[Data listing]

────────────────────────────────────────

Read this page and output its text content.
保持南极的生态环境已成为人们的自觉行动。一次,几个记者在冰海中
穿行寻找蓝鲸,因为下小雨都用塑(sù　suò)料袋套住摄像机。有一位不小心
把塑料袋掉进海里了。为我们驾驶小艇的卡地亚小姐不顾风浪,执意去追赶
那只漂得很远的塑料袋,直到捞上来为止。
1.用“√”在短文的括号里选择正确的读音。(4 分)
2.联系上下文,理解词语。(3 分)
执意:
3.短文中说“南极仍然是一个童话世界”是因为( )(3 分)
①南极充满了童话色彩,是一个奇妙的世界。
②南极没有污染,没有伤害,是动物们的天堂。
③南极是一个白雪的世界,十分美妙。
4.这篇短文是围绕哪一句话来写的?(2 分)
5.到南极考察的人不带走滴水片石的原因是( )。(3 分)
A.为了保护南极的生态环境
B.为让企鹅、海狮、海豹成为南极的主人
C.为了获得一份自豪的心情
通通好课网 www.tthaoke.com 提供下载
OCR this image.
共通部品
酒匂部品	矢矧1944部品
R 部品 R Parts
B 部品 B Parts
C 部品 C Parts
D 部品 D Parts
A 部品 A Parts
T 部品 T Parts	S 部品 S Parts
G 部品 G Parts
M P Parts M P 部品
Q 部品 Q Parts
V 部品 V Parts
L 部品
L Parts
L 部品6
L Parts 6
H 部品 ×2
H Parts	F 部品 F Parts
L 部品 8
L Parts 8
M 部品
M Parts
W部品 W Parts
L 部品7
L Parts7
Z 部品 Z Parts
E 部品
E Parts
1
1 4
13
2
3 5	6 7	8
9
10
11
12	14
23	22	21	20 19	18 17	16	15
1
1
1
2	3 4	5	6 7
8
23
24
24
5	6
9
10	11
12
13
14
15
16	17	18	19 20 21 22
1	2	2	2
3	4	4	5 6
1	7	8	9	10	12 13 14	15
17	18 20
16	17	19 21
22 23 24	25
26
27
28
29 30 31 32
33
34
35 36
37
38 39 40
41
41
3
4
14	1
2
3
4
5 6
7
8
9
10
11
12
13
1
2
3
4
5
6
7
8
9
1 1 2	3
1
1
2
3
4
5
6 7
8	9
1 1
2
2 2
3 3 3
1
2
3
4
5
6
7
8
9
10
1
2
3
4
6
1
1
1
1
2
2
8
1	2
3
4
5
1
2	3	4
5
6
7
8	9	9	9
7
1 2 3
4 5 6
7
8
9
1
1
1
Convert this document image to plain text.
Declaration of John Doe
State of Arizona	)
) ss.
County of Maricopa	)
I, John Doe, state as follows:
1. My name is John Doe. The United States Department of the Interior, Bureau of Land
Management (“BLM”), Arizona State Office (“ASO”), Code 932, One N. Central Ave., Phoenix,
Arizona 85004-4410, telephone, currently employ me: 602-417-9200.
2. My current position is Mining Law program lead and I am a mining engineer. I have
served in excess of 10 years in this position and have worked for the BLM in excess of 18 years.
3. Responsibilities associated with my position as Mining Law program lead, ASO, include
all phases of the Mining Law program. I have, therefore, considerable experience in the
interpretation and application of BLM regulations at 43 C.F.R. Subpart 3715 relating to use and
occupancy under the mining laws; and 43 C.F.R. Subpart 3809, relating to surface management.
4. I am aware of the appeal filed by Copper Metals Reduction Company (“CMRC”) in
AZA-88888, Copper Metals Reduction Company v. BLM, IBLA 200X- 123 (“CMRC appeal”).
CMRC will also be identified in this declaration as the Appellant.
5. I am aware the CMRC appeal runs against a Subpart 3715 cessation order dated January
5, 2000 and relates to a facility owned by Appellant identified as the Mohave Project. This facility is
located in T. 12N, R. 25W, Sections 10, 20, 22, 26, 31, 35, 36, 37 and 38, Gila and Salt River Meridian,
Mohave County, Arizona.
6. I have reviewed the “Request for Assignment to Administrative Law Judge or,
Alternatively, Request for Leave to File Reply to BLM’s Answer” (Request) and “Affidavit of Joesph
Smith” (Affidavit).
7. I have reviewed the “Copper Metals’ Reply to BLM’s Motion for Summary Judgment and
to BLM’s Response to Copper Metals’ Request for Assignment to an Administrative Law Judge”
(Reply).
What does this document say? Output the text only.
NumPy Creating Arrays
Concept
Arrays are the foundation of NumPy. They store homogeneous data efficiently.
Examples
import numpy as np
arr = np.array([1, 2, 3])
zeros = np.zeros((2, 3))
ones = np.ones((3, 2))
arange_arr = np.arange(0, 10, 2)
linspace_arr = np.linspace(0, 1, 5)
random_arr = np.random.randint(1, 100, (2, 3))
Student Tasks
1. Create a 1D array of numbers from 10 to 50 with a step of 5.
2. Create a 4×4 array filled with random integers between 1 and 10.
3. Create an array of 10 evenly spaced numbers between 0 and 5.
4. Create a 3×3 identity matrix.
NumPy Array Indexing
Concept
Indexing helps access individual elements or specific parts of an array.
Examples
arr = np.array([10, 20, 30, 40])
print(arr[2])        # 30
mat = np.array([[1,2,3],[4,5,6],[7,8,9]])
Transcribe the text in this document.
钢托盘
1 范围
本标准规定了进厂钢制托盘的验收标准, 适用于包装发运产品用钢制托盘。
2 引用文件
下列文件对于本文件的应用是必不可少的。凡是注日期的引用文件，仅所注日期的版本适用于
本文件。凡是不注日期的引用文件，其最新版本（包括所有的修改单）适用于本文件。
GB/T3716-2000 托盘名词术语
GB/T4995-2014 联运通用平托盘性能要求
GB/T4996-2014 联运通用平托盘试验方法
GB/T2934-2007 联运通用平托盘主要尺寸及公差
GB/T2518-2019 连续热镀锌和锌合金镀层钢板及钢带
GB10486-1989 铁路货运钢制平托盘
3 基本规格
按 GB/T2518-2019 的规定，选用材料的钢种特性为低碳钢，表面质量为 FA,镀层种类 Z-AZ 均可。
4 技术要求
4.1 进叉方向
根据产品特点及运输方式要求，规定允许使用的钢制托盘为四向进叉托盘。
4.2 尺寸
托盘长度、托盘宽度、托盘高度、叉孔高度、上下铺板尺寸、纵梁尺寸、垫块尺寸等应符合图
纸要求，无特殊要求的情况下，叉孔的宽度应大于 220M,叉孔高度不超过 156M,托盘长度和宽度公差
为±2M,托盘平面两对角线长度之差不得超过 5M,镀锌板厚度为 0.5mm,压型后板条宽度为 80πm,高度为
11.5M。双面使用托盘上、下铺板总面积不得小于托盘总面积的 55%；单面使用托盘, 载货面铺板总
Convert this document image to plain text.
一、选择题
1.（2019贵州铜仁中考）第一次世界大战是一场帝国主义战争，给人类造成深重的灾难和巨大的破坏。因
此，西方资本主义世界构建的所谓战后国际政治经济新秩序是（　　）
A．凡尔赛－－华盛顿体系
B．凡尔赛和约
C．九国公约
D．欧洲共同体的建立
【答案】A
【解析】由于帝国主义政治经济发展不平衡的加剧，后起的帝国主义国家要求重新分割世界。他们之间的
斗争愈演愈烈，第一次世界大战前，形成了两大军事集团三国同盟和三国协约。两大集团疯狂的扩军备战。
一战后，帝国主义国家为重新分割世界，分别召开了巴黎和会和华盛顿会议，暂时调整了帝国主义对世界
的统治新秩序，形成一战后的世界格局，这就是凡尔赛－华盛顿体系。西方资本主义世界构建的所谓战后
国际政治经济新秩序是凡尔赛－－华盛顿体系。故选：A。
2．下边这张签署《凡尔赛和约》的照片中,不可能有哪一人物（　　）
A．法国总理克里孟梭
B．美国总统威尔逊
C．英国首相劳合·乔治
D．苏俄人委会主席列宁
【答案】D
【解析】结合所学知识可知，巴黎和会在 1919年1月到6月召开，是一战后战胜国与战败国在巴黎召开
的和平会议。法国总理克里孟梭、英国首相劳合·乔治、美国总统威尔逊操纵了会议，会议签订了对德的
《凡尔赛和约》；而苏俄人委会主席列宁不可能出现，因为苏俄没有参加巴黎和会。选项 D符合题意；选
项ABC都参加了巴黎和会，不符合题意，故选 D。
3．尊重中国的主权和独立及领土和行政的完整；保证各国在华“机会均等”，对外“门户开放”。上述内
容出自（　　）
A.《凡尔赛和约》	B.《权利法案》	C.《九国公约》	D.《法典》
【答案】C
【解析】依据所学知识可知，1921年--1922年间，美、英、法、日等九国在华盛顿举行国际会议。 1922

────────────────────────────────────────

Filter the records above and return every line that holds the word "Create".

1. Create a 1D array of numbers from 10 to 50 with a step of 5.
2. Create a 4×4 array filled with random integers between 1 and 10.
3. Create an array of 10 evenly spaced numbers between 0 and 5.
4. Create a 3×3 identity matrix.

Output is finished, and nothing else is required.